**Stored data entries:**

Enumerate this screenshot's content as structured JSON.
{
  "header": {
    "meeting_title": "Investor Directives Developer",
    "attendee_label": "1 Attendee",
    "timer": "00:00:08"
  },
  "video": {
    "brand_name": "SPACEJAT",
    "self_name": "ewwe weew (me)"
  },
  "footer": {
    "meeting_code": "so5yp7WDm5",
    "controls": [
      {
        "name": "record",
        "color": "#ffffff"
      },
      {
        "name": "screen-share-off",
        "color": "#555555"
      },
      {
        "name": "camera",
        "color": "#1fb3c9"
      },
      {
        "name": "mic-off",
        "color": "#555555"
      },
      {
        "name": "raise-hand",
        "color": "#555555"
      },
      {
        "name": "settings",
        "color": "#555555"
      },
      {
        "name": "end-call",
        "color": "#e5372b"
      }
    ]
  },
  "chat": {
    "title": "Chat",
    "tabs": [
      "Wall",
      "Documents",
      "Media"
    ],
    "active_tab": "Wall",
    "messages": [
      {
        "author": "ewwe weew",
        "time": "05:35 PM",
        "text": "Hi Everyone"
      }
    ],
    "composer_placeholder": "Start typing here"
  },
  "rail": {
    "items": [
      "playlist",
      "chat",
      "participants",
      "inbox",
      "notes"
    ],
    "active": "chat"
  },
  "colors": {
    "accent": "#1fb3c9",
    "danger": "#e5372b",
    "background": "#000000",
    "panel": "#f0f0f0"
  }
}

**Job:**
Pull every line containing "ewwe" out of the records.

**Exercise output:**
    "self_name": "ewwe weew (me)"
        "author": "ewwe weew",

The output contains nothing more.